• Materials provided
..........
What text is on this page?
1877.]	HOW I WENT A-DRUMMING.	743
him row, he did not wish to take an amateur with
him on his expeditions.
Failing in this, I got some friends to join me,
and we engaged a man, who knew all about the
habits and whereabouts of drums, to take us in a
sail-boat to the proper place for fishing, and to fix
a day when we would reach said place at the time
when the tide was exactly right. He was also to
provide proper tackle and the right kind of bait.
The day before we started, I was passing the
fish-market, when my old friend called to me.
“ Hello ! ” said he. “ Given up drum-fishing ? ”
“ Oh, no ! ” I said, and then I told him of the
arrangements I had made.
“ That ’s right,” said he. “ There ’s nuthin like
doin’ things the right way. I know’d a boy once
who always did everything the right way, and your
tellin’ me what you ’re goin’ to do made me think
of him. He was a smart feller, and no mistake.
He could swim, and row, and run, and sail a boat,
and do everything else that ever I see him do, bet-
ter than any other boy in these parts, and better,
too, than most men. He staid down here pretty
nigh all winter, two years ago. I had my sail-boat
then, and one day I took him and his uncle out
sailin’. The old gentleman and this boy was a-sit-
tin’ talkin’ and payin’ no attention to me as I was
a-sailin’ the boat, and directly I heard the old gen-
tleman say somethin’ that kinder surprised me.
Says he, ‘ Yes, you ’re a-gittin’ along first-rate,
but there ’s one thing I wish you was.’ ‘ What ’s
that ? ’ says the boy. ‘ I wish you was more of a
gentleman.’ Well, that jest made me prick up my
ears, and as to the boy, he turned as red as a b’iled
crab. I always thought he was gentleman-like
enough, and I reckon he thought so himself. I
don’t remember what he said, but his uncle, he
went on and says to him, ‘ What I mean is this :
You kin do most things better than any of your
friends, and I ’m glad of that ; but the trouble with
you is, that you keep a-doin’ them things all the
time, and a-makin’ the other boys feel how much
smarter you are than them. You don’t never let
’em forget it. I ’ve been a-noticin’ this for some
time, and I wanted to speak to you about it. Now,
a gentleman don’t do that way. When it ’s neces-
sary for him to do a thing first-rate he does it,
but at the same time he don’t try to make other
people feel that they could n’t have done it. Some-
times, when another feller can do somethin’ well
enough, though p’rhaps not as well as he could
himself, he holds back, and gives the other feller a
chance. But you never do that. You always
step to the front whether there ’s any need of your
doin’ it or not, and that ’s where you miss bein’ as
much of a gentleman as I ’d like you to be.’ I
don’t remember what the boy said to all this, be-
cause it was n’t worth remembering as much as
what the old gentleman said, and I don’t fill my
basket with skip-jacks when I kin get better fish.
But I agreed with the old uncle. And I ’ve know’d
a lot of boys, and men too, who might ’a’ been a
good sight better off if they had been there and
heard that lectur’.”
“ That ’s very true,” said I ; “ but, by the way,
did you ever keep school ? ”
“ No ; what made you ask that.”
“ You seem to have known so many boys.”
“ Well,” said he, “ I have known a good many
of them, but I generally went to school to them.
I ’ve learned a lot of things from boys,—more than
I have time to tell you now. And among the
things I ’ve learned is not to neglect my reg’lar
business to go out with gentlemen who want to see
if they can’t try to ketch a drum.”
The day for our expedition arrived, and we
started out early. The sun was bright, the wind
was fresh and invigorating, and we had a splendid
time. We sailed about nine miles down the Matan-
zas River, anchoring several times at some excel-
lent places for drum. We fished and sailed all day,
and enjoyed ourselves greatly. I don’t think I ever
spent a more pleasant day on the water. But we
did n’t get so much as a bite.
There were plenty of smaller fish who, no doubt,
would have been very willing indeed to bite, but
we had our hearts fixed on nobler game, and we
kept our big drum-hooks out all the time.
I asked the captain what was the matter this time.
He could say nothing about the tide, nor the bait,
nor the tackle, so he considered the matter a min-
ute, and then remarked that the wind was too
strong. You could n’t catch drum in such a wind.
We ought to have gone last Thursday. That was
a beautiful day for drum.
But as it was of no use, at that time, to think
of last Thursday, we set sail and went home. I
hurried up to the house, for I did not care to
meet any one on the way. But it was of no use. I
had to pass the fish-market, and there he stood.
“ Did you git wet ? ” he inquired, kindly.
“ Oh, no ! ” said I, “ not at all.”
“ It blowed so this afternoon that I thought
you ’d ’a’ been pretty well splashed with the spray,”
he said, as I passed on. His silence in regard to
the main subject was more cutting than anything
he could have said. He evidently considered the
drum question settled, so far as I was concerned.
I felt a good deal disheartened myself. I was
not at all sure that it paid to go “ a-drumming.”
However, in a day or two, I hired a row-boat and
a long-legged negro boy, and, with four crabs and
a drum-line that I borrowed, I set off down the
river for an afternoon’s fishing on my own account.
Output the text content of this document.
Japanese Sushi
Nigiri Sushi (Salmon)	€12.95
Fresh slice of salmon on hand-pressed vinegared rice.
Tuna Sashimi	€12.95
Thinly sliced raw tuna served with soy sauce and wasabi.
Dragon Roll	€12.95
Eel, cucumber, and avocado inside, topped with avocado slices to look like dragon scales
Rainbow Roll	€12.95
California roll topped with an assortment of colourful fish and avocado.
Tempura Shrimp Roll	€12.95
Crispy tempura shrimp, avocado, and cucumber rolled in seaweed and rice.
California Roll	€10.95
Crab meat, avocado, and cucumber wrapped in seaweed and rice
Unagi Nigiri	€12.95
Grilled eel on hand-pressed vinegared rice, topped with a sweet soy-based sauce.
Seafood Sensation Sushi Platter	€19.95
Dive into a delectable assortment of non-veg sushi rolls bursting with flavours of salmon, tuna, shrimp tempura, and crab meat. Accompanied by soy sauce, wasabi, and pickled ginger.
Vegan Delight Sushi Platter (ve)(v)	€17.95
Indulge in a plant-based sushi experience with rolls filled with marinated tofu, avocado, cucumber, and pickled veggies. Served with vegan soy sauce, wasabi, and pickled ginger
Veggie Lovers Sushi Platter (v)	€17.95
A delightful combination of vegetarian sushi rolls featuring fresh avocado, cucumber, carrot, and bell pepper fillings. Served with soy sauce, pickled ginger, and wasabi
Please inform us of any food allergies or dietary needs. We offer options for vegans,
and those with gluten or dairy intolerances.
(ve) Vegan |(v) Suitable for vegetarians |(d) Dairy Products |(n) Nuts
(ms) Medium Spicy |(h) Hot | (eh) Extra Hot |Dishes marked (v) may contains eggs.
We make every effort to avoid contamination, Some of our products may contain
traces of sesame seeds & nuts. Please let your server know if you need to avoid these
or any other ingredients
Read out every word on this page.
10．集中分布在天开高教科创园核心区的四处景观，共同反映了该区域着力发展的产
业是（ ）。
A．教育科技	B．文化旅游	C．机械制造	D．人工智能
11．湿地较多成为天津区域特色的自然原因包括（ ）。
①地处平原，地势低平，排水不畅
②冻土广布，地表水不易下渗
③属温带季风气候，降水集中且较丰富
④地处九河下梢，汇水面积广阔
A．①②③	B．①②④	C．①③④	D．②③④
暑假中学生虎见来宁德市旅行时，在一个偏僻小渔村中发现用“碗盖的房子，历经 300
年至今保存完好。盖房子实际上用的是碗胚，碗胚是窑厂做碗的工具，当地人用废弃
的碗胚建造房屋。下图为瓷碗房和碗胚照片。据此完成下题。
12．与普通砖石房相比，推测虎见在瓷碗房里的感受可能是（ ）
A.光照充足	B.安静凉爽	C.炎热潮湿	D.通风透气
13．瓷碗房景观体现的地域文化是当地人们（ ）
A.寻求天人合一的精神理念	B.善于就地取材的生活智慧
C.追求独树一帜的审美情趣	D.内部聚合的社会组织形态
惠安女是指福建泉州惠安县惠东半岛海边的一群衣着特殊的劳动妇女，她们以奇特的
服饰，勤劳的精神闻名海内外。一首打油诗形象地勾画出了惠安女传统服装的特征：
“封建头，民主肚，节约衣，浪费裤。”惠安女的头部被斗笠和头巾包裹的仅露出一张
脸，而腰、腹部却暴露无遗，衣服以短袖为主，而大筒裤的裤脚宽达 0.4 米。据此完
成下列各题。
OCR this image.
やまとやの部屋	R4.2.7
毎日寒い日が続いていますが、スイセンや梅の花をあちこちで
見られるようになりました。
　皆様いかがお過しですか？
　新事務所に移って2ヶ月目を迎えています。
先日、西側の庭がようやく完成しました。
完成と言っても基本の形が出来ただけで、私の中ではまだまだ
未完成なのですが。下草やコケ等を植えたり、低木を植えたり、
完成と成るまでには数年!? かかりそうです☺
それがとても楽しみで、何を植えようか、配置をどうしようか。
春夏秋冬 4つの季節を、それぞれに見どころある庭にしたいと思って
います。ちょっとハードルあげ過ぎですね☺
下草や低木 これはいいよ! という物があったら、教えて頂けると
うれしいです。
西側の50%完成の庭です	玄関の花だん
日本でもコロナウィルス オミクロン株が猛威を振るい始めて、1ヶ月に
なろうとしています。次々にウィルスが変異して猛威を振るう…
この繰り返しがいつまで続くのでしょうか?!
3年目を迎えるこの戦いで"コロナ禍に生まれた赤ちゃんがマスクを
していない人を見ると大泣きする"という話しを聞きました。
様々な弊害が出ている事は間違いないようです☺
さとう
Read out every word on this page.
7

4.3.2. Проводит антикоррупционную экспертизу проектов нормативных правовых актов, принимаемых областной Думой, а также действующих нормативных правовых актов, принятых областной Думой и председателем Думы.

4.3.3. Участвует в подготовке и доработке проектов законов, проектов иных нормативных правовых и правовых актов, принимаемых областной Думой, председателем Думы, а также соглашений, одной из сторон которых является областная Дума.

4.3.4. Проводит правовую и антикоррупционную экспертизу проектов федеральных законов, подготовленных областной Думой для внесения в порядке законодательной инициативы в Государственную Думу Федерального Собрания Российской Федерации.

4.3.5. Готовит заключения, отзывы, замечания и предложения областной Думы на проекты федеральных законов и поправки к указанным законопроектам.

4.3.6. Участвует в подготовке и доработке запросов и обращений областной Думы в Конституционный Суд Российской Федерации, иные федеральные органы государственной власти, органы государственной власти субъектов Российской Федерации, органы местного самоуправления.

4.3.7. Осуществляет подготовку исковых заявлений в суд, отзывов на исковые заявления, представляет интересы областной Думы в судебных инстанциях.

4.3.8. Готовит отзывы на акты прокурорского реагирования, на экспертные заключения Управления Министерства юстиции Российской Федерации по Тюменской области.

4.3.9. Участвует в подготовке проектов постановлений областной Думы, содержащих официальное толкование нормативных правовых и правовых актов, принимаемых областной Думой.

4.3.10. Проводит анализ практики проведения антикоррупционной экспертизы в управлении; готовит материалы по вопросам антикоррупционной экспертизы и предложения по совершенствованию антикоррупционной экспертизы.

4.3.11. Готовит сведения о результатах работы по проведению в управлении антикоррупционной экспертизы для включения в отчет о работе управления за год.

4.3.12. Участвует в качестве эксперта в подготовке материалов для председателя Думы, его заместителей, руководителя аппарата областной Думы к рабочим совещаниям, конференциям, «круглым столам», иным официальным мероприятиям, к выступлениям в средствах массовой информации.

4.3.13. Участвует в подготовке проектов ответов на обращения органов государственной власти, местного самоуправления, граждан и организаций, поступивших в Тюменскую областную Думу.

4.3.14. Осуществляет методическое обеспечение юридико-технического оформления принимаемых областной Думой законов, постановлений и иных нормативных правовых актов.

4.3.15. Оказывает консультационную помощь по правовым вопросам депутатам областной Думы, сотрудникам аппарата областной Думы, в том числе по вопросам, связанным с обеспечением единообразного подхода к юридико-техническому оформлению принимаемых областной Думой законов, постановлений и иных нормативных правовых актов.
..........
Give the count of lines in the data above that hold the string "rolls", with no additional words.

• Final result
3